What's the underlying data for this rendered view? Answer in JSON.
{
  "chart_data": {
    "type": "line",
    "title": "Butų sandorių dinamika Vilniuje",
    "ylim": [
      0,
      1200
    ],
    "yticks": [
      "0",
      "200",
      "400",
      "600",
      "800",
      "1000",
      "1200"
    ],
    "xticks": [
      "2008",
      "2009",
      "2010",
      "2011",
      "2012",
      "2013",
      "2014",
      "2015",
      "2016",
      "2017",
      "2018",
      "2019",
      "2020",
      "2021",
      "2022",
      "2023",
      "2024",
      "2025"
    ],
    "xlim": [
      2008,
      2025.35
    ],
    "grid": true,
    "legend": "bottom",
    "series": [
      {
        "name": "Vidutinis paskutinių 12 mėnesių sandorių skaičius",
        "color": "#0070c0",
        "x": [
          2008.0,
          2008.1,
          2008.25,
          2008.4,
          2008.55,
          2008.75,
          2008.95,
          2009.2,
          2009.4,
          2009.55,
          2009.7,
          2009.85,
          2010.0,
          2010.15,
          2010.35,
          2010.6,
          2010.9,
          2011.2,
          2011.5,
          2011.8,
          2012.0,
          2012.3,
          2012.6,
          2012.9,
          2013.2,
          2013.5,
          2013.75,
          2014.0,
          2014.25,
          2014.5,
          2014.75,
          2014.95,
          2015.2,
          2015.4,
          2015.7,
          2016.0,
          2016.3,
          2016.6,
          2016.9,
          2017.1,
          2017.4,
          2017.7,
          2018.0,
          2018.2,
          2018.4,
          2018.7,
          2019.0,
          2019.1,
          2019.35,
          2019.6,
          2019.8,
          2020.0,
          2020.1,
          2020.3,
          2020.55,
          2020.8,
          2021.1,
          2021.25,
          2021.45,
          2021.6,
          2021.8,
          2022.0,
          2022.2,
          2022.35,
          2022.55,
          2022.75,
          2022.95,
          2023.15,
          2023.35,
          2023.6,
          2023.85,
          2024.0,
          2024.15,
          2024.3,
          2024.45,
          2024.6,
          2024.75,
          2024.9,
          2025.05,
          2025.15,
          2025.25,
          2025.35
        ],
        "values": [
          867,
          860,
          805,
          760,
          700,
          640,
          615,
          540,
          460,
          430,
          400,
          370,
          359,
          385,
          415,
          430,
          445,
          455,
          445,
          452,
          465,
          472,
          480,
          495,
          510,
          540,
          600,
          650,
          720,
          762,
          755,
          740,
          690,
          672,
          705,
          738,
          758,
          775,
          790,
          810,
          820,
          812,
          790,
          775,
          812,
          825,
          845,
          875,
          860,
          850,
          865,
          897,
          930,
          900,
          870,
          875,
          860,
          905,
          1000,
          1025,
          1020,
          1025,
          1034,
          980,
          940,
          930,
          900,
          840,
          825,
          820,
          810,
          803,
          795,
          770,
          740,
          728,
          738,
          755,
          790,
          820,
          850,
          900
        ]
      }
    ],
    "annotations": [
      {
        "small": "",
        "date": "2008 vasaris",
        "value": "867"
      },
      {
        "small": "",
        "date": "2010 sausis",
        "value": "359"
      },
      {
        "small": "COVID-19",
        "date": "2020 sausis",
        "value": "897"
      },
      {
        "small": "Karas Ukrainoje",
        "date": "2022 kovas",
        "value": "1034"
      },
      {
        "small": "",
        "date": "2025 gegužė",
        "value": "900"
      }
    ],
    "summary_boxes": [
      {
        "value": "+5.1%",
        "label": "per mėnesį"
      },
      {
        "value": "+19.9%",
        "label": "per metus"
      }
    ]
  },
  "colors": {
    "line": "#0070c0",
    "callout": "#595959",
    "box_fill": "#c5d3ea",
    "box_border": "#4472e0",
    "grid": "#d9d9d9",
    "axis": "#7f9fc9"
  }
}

_ _ _ _ _ _ _

> [REQUIRED TASK]:
Extract all of the data shown above and repeat it verbatim.

> [THE REPLY]:
What's the underlying data for this rendered view? Answer in JSON.
{
  "chart_data": {
    "type": "line",
    "title": "Butų sandorių dinamika Vilniuje",
    "ylim": [
      0,
      1200
    ],
    "yticks": [
      "0",
      "200",
      "400",
      "600",
      "800",
      "1000",
      "1200"
    ],
    "xticks": [
      "2008",
      "2009",
      "2010",
      "2011",
      "2012",
      "2013",
      "2014",
      "2015",
      "2016",
      "2017",
      "2018",
      "2019",
      "2020",
      "2021",
      "2022",
      "2023",
      "2024",
      "2025"
    ],
    "xlim": [
      2008,
      2025.35
    ],
    "grid": true,
    "legend": "bottom",
    "series": [
      {
        "name": "Vidutinis paskutinių 12 mėnesių sandorių skaičius",
        "color": "#0070c0",
        "x": [
          2008.0,
          2008.1,
          2008.25,
          2008.4,
          2008.55,
          2008.75,
          2008.95,
          2009.2,
          2009.4,
          2009.55,
          2009.7,
          2009.85,
          2010.0,
          2010.15,
          2010.35,
          2010.6,
          2010.9,
          2011.2,
          2011.5,
          2011.8,
          2012.0,
          2012.3,
          2012.6,
          2012.9,
          2013.2,
          2013.5,
          2013.75,
          2014.0,
          2014.25,
          2014.5,
          2014.75,
          2014.95,
          2015.2,
          2015.4,
          2015.7,
          2016.0,
          2016.3,
          2016.6,
          2016.9,
          2017.1,
          2017.4,
          2017.7,
          2018.0,
          2018.2,
          2018.4,
          2018.7,
          2019.0,
          2019.1,
          2019.35,
          2019.6,
          2019.8,
          2020.0,
          2020.1,
          2020.3,
          2020.55,
          2020.8,
          2021.1,
          2021.25,
          2021.45,
          2021.6,
          2021.8,
          2022.0,
          2022.2,
          2022.35,
          2022.55,
          2022.75,
          2022.95,
          2023.15,
          2023.35,
          2023.6,
          2023.85,
          2024.0,
          2024.15,
          2024.3,
          2024.45,
          2024.6,
          2024.75,
          2024.9,
          2025.05,
          2025.15,
          2025.25,
          2025.35
        ],
        "values": [
          867,
          860,
          805,
          760,
          700,
          640,
          615,
          540,
          460,
          430,
          400,
          370,
          359,
          385,
          415,
          430,
          445,
          455,
          445,
          452,
          465,
          472,
          480,
          495,
          510,
          540,
          600,
          650,
          720,
          762,
          755,
          740,
          690,
          672,
          705,
          738,
          758,
          775,
          790,
          810,
          820,
          812,
          790,
          775,
          812,
          825,
          845,
          875,
          860,
          850,
          865,
          897,
          930,
          900,
          870,
          875,
          860,
          905,
          1000,
          1025,
          1020,
          1025,
          1034,
          980,
          940,
          930,
          900,
          840,
          825,
          820,
          810,
          803,
          795,
          770,
          740,
          728,
          738,
          755,
          790,
          820,
          850,
          900
        ]
      }
    ],
    "annotations": [
      {
        "small": "",
        "date": "2008 vasaris",
        "value": "867"
      },
      {
        "small": "",
        "date": "2010 sausis",
        "value": "359"
      },
      {
        "small": "COVID-19",
        "date": "2020 sausis",
        "value": "897"
      },
      {
        "small": "Karas Ukrainoje",
        "date": "2022 kovas",
        "value": "1034"
      },
      {
        "small": "",
        "date": "2025 gegužė",
        "value": "900"
      }
    ],
    "summary_boxes": [
      {
        "value": "+5.1%",
        "label": "per mėnesį"
      },
      {
        "value": "+19.9%",
        "label": "per metus"
      }
    ]
  },
  "colors": {
    "line": "#0070c0",
    "callout": "#595959",
    "box_fill": "#c5d3ea",
    "box_border": "#4472e0",
    "grid": "#d9d9d9",
    "axis": "#7f9fc9"
  }
}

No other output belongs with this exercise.